◆ Working data ◆
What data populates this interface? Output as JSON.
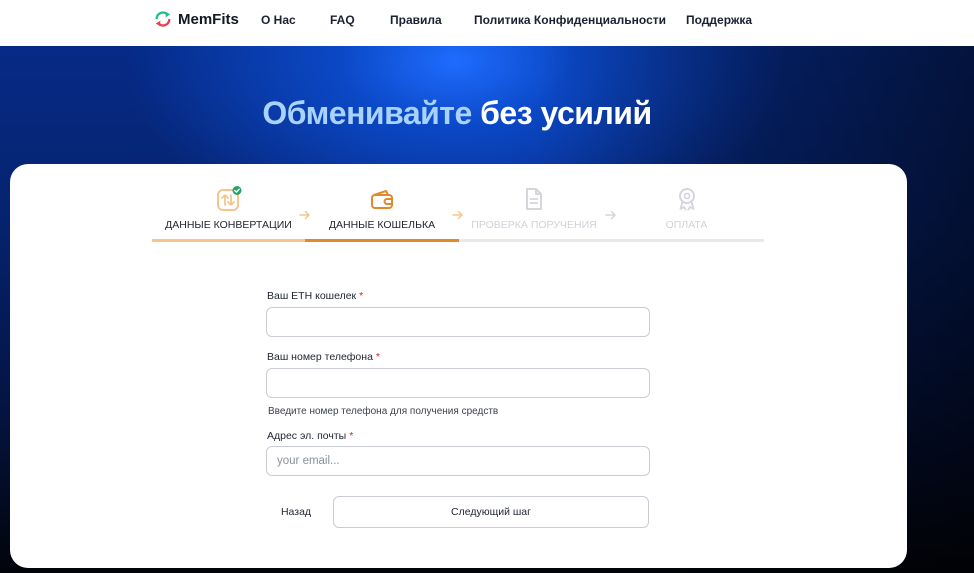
{
  "header": {
    "brand": "MemFits",
    "nav": [
      "О Нас",
      "FAQ",
      "Правила",
      "Политика Конфиденциальности",
      "Поддержка"
    ]
  },
  "hero": {
    "title_accent": "Обменивайте",
    "title_rest": "без усилий"
  },
  "steps": [
    {
      "label": "ДАННЫЕ КОНВЕРТАЦИИ",
      "icon": "exchange-icon",
      "state": "completed"
    },
    {
      "label": "ДАННЫЕ КОШЕЛЬКА",
      "icon": "wallet-icon",
      "state": "active"
    },
    {
      "label": "ПРОВЕРКА ПОРУЧЕНИЯ",
      "icon": "document-icon",
      "state": "pending"
    },
    {
      "label": "ОПЛАТА",
      "icon": "badge-icon",
      "state": "pending"
    }
  ],
  "form": {
    "eth_wallet": {
      "label": "Ваш ETH кошелек",
      "required": "*",
      "value": "",
      "placeholder": ""
    },
    "phone": {
      "label": "Ваш номер телефона",
      "required": "*",
      "value": "",
      "placeholder": "",
      "hint": "Введите номер телефона для получения средств"
    },
    "email": {
      "label": "Адрес эл. почты",
      "required": "*",
      "value": "",
      "placeholder": "your email..."
    },
    "back_label": "Назад",
    "next_label": "Следующий шаг"
  },
  "colors": {
    "accent_orange": "#e08a2c",
    "completed_orange": "#f6c58c",
    "pending_gray": "#d4d6db",
    "check_green": "#27a36b",
    "headline_accent": "#a9d2ff",
    "required_red": "#d6232a"
  }
}
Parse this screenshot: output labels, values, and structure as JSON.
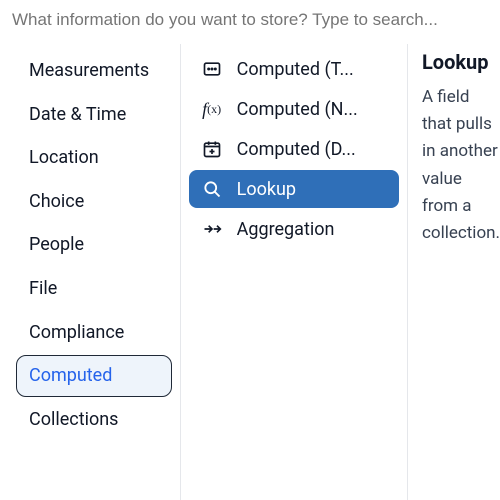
{
  "search": {
    "placeholder": "What information do you want to store? Type to search..."
  },
  "categories": [
    {
      "label": "Measurements",
      "selected": false
    },
    {
      "label": "Date & Time",
      "selected": false
    },
    {
      "label": "Location",
      "selected": false
    },
    {
      "label": "Choice",
      "selected": false
    },
    {
      "label": "People",
      "selected": false
    },
    {
      "label": "File",
      "selected": false
    },
    {
      "label": "Compliance",
      "selected": false
    },
    {
      "label": "Computed",
      "selected": true
    },
    {
      "label": "Collections",
      "selected": false
    }
  ],
  "types": [
    {
      "icon": "text-icon",
      "label": "Computed (T...",
      "selected": false
    },
    {
      "icon": "fx-icon",
      "label": "Computed (N...",
      "selected": false
    },
    {
      "icon": "calendar-icon",
      "label": "Computed (D...",
      "selected": false
    },
    {
      "icon": "search-icon",
      "label": "Lookup",
      "selected": true
    },
    {
      "icon": "aggregation-icon",
      "label": "Aggregation",
      "selected": false
    }
  ],
  "detail": {
    "title": "Lookup",
    "description": "A field that pulls in another value from a collection."
  }
}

◆ Requirement ◆
Reproduce each record from above exactly; pictures do not belong in the copy.

◆ Task response ◆
What data populates this interface? Output as JSON.
{
  "header": {
    "brand": "MemFits",
    "nav": [
      "О Нас",
      "FAQ",
      "Правила",
      "Политика Конфиденциальности",
      "Поддержка"
    ]
  },
  "hero": {
    "title_accent": "Обменивайте",
    "title_rest": "без усилий"
  },
  "steps": [
    {
      "label": "ДАННЫЕ КОНВЕРТАЦИИ",
      "icon": "exchange-icon",
      "state": "completed"
    },
    {
      "label": "ДАННЫЕ КОШЕЛЬКА",
      "icon": "wallet-icon",
      "state": "active"
    },
    {
      "label": "ПРОВЕРКА ПОРУЧЕНИЯ",
      "icon": "document-icon",
      "state": "pending"
    },
    {
      "label": "ОПЛАТА",
      "icon": "badge-icon",
      "state": "pending"
    }
  ],
  "form": {
    "eth_wallet": {
      "label": "Ваш ETH кошелек",
      "required": "*",
      "value": "",
      "placeholder": ""
    },
    "phone": {
      "label": "Ваш номер телефона",
      "required": "*",
      "value": "",
      "placeholder": "",
      "hint": "Введите номер телефона для получения средств"
    },
    "email": {
      "label": "Адрес эл. почты",
      "required": "*",
      "value": "",
      "placeholder": "your email..."
    },
    "back_label": "Назад",
    "next_label": "Следующий шаг"
  },
  "colors": {
    "accent_orange": "#e08a2c",
    "completed_orange": "#f6c58c",
    "pending_gray": "#d4d6db",
    "check_green": "#27a36b",
    "headline_accent": "#a9d2ff",
    "required_red": "#d6232a"
  }
}
Parse this screenshot: output labels, values, and structure as JSON.
{
  "search": {
    "placeholder": "What information do you want to store? Type to search..."
  },
  "categories": [
    {
      "label": "Measurements",
      "selected": false
    },
    {
      "label": "Date & Time",
      "selected": false
    },
    {
      "label": "Location",
      "selected": false
    },
    {
      "label": "Choice",
      "selected": false
    },
    {
      "label": "People",
      "selected": false
    },
    {
      "label": "File",
      "selected": false
    },
    {
      "label": "Compliance",
      "selected": false
    },
    {
      "label": "Computed",
      "selected": true
    },
    {
      "label": "Collections",
      "selected": false
    }
  ],
  "types": [
    {
      "icon": "text-icon",
      "label": "Computed (T...",
      "selected": false
    },
    {
      "icon": "fx-icon",
      "label": "Computed (N...",
      "selected": false
    },
    {
      "icon": "calendar-icon",
      "label": "Computed (D...",
      "selected": false
    },
    {
      "icon": "search-icon",
      "label": "Lookup",
      "selected": true
    },
    {
      "icon": "aggregation-icon",
      "label": "Aggregation",
      "selected": false
    }
  ],
  "detail": {
    "title": "Lookup",
    "description": "A field that pulls in another value from a collection."
  }
}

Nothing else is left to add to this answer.